**Stated goal:** Reproduce every entry exactly and leave its pictures out.

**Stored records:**
..............................

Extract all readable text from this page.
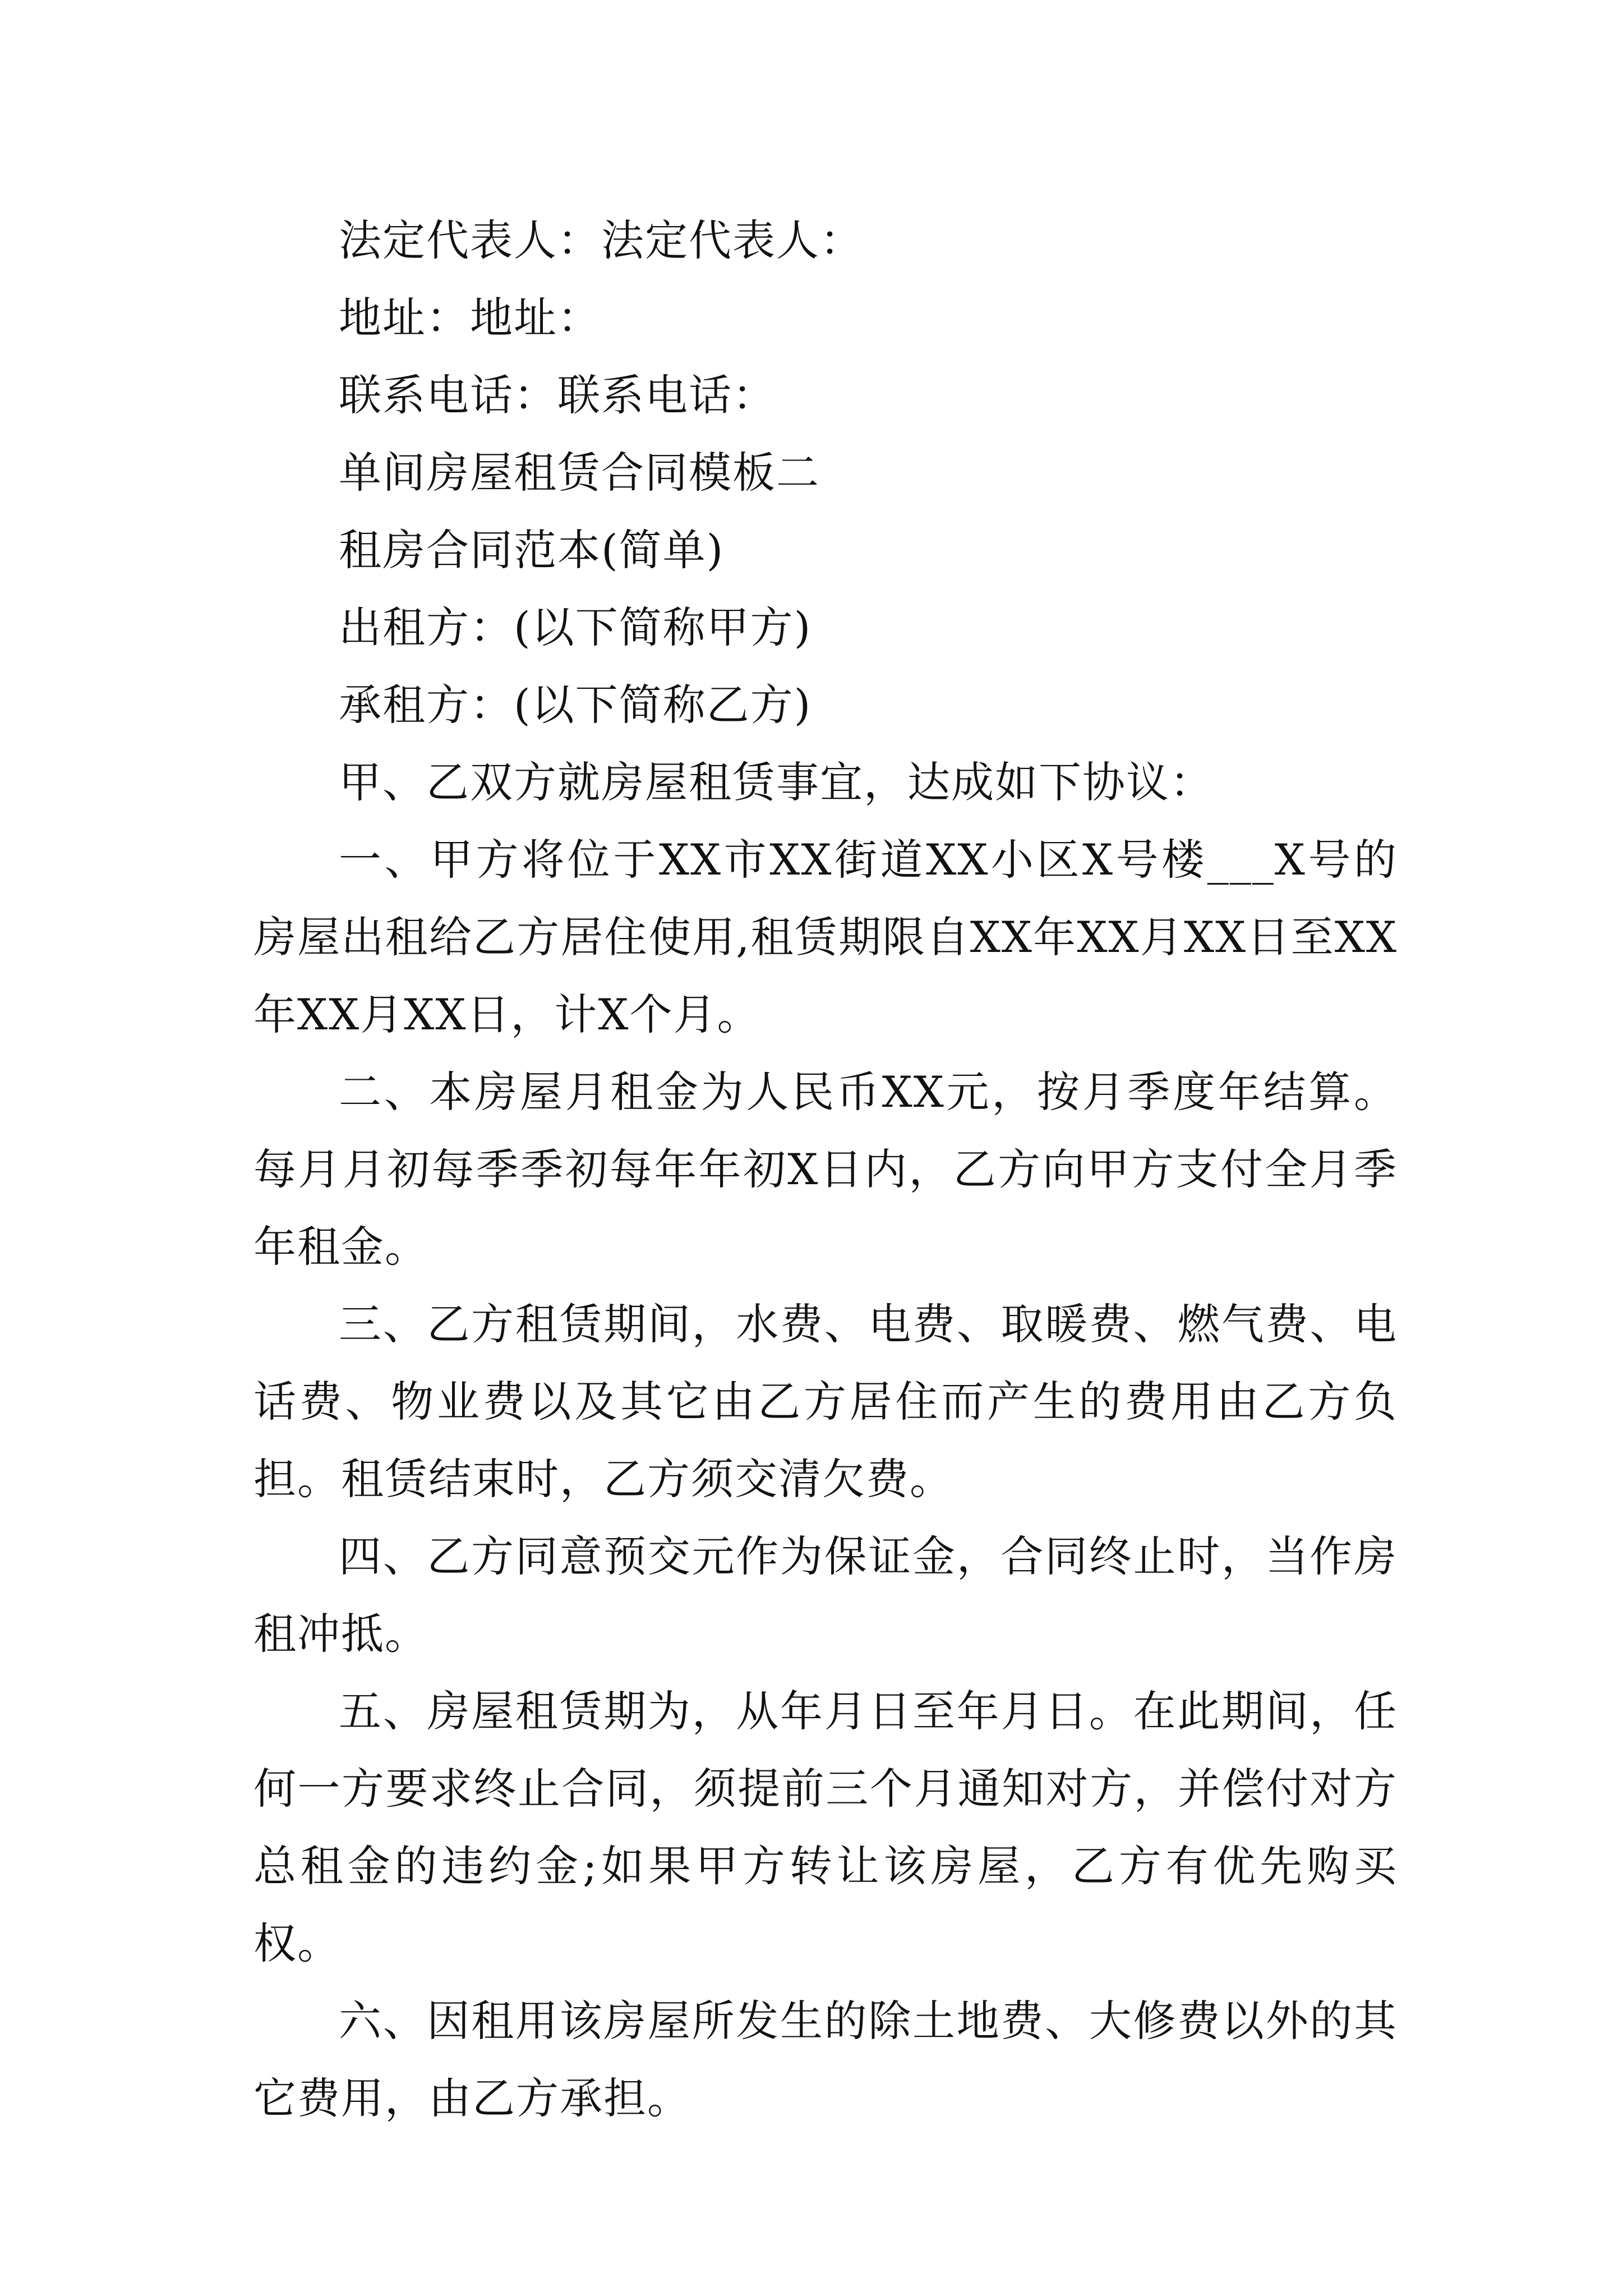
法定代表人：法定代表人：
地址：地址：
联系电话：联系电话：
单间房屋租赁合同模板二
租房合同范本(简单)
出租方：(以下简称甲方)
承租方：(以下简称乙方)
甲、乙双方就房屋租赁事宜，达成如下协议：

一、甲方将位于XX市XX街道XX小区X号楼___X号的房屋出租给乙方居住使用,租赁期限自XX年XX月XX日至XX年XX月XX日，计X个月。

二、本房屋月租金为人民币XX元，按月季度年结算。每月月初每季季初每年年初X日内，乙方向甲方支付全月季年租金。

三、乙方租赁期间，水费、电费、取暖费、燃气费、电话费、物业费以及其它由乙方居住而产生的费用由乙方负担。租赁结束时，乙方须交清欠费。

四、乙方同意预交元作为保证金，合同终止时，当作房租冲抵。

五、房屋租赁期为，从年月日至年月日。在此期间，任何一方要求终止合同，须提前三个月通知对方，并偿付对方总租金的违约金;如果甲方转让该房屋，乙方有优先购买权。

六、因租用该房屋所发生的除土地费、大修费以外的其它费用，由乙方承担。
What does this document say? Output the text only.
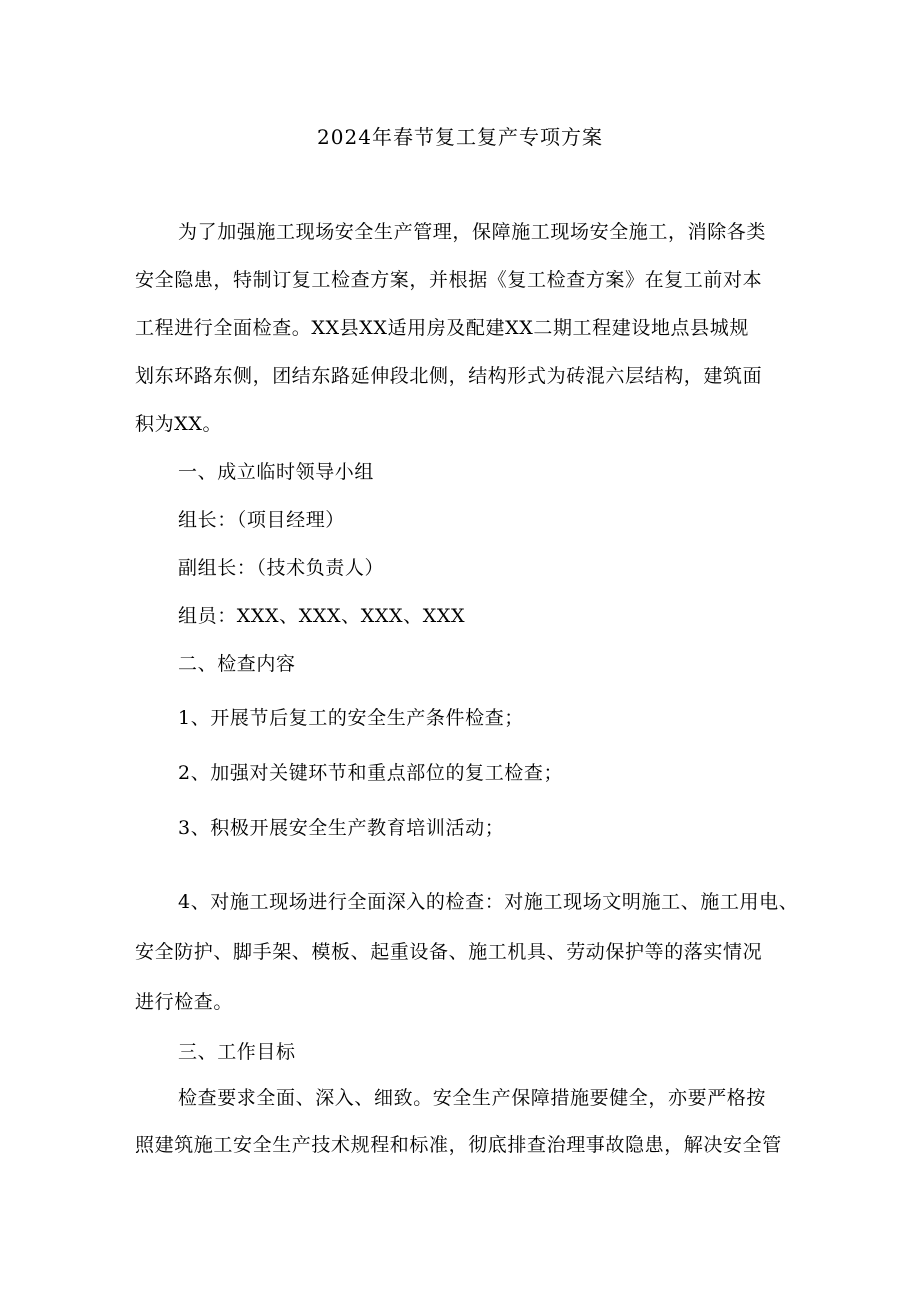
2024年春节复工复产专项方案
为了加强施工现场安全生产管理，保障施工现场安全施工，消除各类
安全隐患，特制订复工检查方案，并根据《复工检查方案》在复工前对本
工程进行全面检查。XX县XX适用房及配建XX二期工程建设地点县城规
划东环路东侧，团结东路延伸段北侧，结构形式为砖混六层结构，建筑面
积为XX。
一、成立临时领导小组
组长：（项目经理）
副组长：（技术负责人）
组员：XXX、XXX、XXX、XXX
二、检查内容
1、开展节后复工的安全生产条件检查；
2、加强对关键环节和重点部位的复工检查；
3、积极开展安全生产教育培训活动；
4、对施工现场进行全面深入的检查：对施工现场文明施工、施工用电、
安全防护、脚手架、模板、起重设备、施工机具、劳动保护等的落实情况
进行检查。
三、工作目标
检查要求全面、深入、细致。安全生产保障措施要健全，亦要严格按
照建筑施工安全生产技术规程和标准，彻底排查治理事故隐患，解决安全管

..............................

**Written response:**
Extract all readable text from this page.
法定代表人：法定代表人：
地址：地址：
联系电话：联系电话：
单间房屋租赁合同模板二
租房合同范本(简单)
出租方：(以下简称甲方)
承租方：(以下简称乙方)
甲、乙双方就房屋租赁事宜，达成如下协议：

一、甲方将位于XX市XX街道XX小区X号楼___X号的房屋出租给乙方居住使用,租赁期限自XX年XX月XX日至XX年XX月XX日，计X个月。

二、本房屋月租金为人民币XX元，按月季度年结算。每月月初每季季初每年年初X日内，乙方向甲方支付全月季年租金。

三、乙方租赁期间，水费、电费、取暖费、燃气费、电话费、物业费以及其它由乙方居住而产生的费用由乙方负担。租赁结束时，乙方须交清欠费。

四、乙方同意预交元作为保证金，合同终止时，当作房租冲抵。

五、房屋租赁期为，从年月日至年月日。在此期间，任何一方要求终止合同，须提前三个月通知对方，并偿付对方总租金的违约金;如果甲方转让该房屋，乙方有优先购买权。

六、因租用该房屋所发生的除土地费、大修费以外的其它费用，由乙方承担。
What does this document say? Output the text only.
2024年春节复工复产专项方案
为了加强施工现场安全生产管理，保障施工现场安全施工，消除各类
安全隐患，特制订复工检查方案，并根据《复工检查方案》在复工前对本
工程进行全面检查。XX县XX适用房及配建XX二期工程建设地点县城规
划东环路东侧，团结东路延伸段北侧，结构形式为砖混六层结构，建筑面
积为XX。
一、成立临时领导小组
组长：（项目经理）
副组长：（技术负责人）
组员：XXX、XXX、XXX、XXX
二、检查内容
1、开展节后复工的安全生产条件检查；
2、加强对关键环节和重点部位的复工检查；
3、积极开展安全生产教育培训活动；
4、对施工现场进行全面深入的检查：对施工现场文明施工、施工用电、
安全防护、脚手架、模板、起重设备、施工机具、劳动保护等的落实情况
进行检查。
三、工作目标
检查要求全面、深入、细致。安全生产保障措施要健全，亦要严格按
照建筑施工安全生产技术规程和标准，彻底排查治理事故隐患，解决安全管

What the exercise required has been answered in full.